| Your instructions |
Copy the data precisely, character for character, and leave out every picture.

[Stored data]

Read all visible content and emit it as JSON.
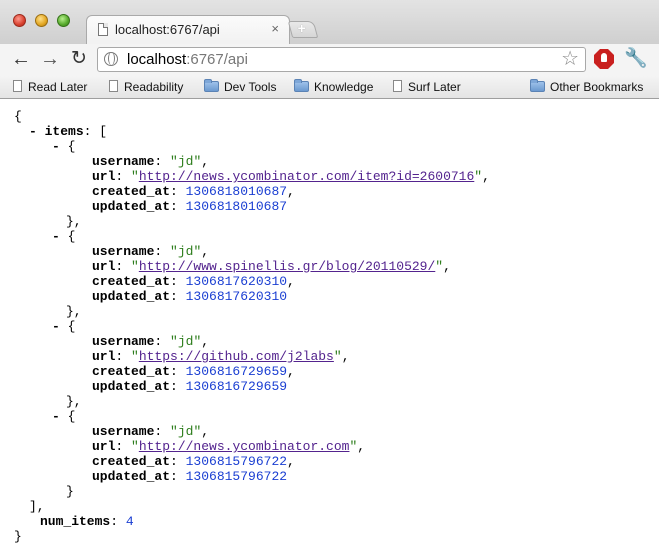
{
  "window": {
    "tab_title": "localhost:6767/api",
    "tab_close_glyph": "×",
    "new_tab_glyph": "+"
  },
  "toolbar": {
    "back_icon": "←",
    "forward_icon": "→",
    "reload_icon": "↻",
    "url_host": "localhost",
    "url_rest": ":6767/api",
    "star_icon": "☆",
    "wrench_icon": "🔧"
  },
  "bookmarks": {
    "items": [
      {
        "label": "Read Later",
        "icon": "page-icon"
      },
      {
        "label": "Readability",
        "icon": "page-icon"
      },
      {
        "label": "Dev Tools",
        "icon": "folder-icon"
      },
      {
        "label": "Knowledge",
        "icon": "folder-icon"
      },
      {
        "label": "Surf Later",
        "icon": "page-icon"
      }
    ],
    "other_label": "Other Bookmarks"
  },
  "json_view": {
    "open_brace": "{",
    "close_brace": "}",
    "items_key": "items",
    "num_items_key": "num_items",
    "num_items_value": "4",
    "collapse_glyph": "-",
    "item_open": "{",
    "item_close": "},",
    "last_item_close": "}",
    "array_open": "[",
    "array_close": "],",
    "keys": {
      "username": "username",
      "url": "url",
      "created_at": "created_at",
      "updated_at": "updated_at"
    },
    "items": [
      {
        "username": "jd",
        "url": "http://news.ycombinator.com/item?id=2600716",
        "created_at": "1306818010687",
        "updated_at": "1306818010687"
      },
      {
        "username": "jd",
        "url": "http://www.spinellis.gr/blog/20110529/",
        "created_at": "1306817620310",
        "updated_at": "1306817620310"
      },
      {
        "username": "jd",
        "url": "https://github.com/j2labs",
        "created_at": "1306816729659",
        "updated_at": "1306816729659"
      },
      {
        "username": "jd",
        "url": "http://news.ycombinator.com",
        "created_at": "1306815796722",
        "updated_at": "1306815796722"
      }
    ]
  }
}
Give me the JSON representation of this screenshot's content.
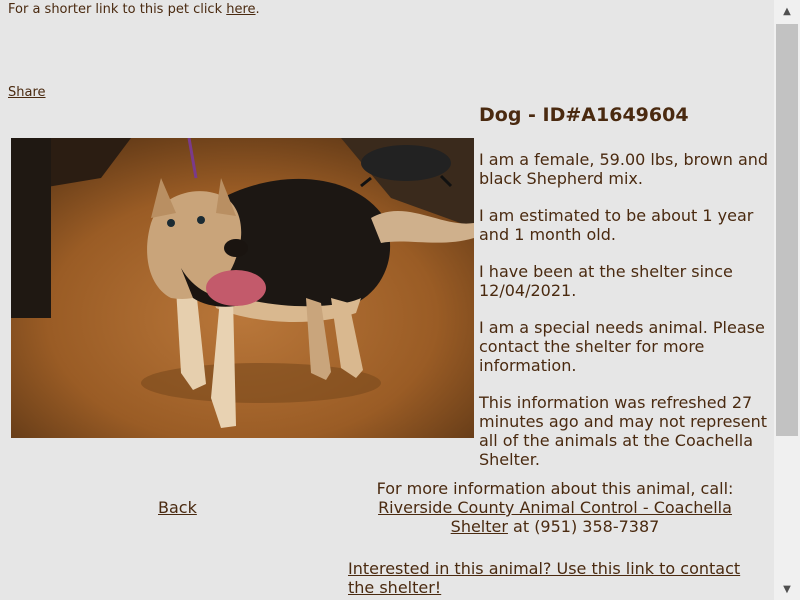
{
  "top_link": {
    "prefix": "For a shorter link to this pet click ",
    "link_text": "here",
    "suffix": "."
  },
  "share_label": "Share",
  "pet": {
    "title": "Dog - ID#A1649604",
    "details": [
      "I am a female, 59.00 lbs, brown and black Shepherd mix.",
      "I am estimated to be about 1 year and 1 month old.",
      "I have been at the shelter since 12/04/2021.",
      "I am a special needs animal. Please contact the shelter for more information.",
      "This information was refreshed 27 minutes ago and may not represent all of the animals at the Coachella Shelter."
    ]
  },
  "back_label": "Back",
  "contact": {
    "intro": "For more information about this animal, call:",
    "shelter_link": "Riverside County Animal Control - Coachella Shelter",
    "phone_text": " at (951) 358-7387"
  },
  "interested_link": "Interested in this animal? Use this link to contact the shelter!",
  "colors": {
    "background": "#e6e6e6",
    "text": "#4a2a10"
  }
}
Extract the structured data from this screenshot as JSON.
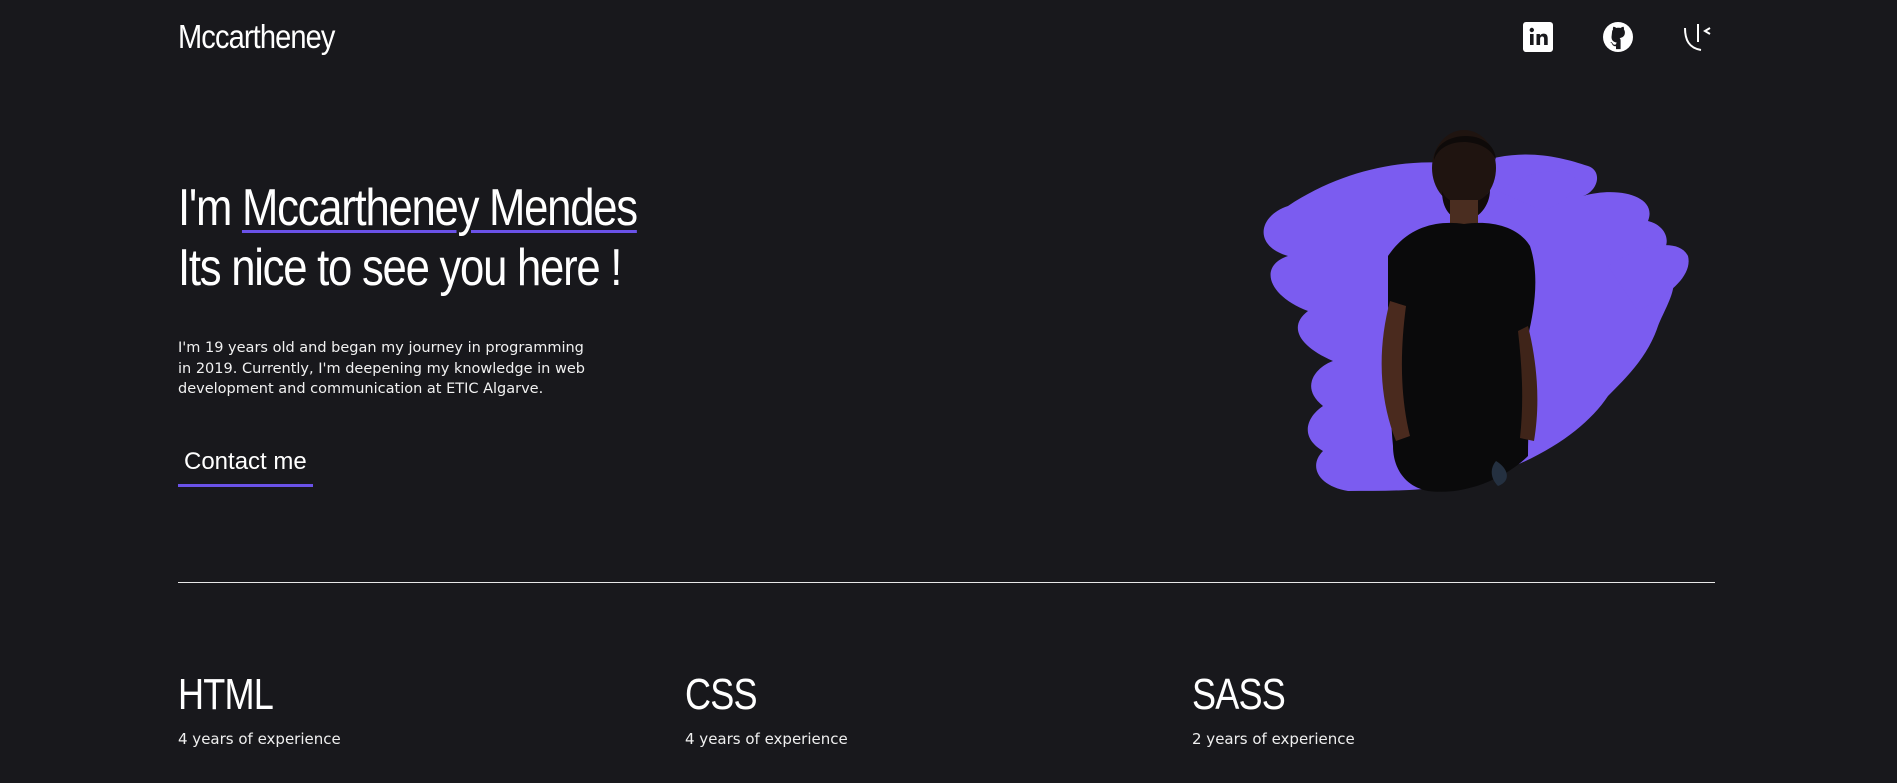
{
  "header": {
    "brand": "Mccartheney",
    "social": [
      {
        "name": "linkedin-icon"
      },
      {
        "name": "github-icon"
      },
      {
        "name": "custom-logo-icon"
      }
    ]
  },
  "hero": {
    "greeting_prefix": "I'm ",
    "name": "Mccartheney Mendes",
    "line2": "Its nice to see you here !",
    "intro": "I'm 19 years old and began my journey in programming in 2019. Currently, I'm deepening my knowledge in web development and communication at ETIC Algarve.",
    "contact_label": "Contact me"
  },
  "skills": [
    {
      "name": "HTML",
      "experience": "4 years of experience"
    },
    {
      "name": "CSS",
      "experience": "4 years of experience"
    },
    {
      "name": "SASS",
      "experience": "2 years of experience"
    }
  ],
  "colors": {
    "background": "#18181c",
    "accent": "#6a52e8",
    "blob": "#7b5cf0",
    "text": "#ffffff"
  }
}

| Exercise result |
Read all visible content and emit it as JSON.
{
  "window": {
    "tab_title": "localhost:6767/api",
    "tab_close_glyph": "×",
    "new_tab_glyph": "+"
  },
  "toolbar": {
    "back_icon": "←",
    "forward_icon": "→",
    "reload_icon": "↻",
    "url_host": "localhost",
    "url_rest": ":6767/api",
    "star_icon": "☆",
    "wrench_icon": "🔧"
  },
  "bookmarks": {
    "items": [
      {
        "label": "Read Later",
        "icon": "page-icon"
      },
      {
        "label": "Readability",
        "icon": "page-icon"
      },
      {
        "label": "Dev Tools",
        "icon": "folder-icon"
      },
      {
        "label": "Knowledge",
        "icon": "folder-icon"
      },
      {
        "label": "Surf Later",
        "icon": "page-icon"
      }
    ],
    "other_label": "Other Bookmarks"
  },
  "json_view": {
    "open_brace": "{",
    "close_brace": "}",
    "items_key": "items",
    "num_items_key": "num_items",
    "num_items_value": "4",
    "collapse_glyph": "-",
    "item_open": "{",
    "item_close": "},",
    "last_item_close": "}",
    "array_open": "[",
    "array_close": "],",
    "keys": {
      "username": "username",
      "url": "url",
      "created_at": "created_at",
      "updated_at": "updated_at"
    },
    "items": [
      {
        "username": "jd",
        "url": "http://news.ycombinator.com/item?id=2600716",
        "created_at": "1306818010687",
        "updated_at": "1306818010687"
      },
      {
        "username": "jd",
        "url": "http://www.spinellis.gr/blog/20110529/",
        "created_at": "1306817620310",
        "updated_at": "1306817620310"
      },
      {
        "username": "jd",
        "url": "https://github.com/j2labs",
        "created_at": "1306816729659",
        "updated_at": "1306816729659"
      },
      {
        "username": "jd",
        "url": "http://news.ycombinator.com",
        "created_at": "1306815796722",
        "updated_at": "1306815796722"
      }
    ]
  }
}
Give me the JSON representation of this screenshot's content.
{
  "top_link": {
    "prefix": "For a shorter link to this pet click ",
    "link_text": "here",
    "suffix": "."
  },
  "share_label": "Share",
  "pet": {
    "title": "Dog - ID#A1649604",
    "details": [
      "I am a female, 59.00 lbs, brown and black Shepherd mix.",
      "I am estimated to be about 1 year and 1 month old.",
      "I have been at the shelter since 12/04/2021.",
      "I am a special needs animal. Please contact the shelter for more information.",
      "This information was refreshed 27 minutes ago and may not represent all of the animals at the Coachella Shelter."
    ]
  },
  "back_label": "Back",
  "contact": {
    "intro": "For more information about this animal, call:",
    "shelter_link": "Riverside County Animal Control - Coachella Shelter",
    "phone_text": " at (951) 358-7387"
  },
  "interested_link": "Interested in this animal? Use this link to contact the shelter!",
  "colors": {
    "background": "#e6e6e6",
    "text": "#4a2a10"
  }
}
Extract the structured data from this screenshot as JSON.
{
  "header": {
    "brand": "Mccartheney",
    "social": [
      {
        "name": "linkedin-icon"
      },
      {
        "name": "github-icon"
      },
      {
        "name": "custom-logo-icon"
      }
    ]
  },
  "hero": {
    "greeting_prefix": "I'm ",
    "name": "Mccartheney Mendes",
    "line2": "Its nice to see you here !",
    "intro": "I'm 19 years old and began my journey in programming in 2019. Currently, I'm deepening my knowledge in web development and communication at ETIC Algarve.",
    "contact_label": "Contact me"
  },
  "skills": [
    {
      "name": "HTML",
      "experience": "4 years of experience"
    },
    {
      "name": "CSS",
      "experience": "4 years of experience"
    },
    {
      "name": "SASS",
      "experience": "2 years of experience"
    }
  ],
  "colors": {
    "background": "#18181c",
    "accent": "#6a52e8",
    "blob": "#7b5cf0",
    "text": "#ffffff"
  }
}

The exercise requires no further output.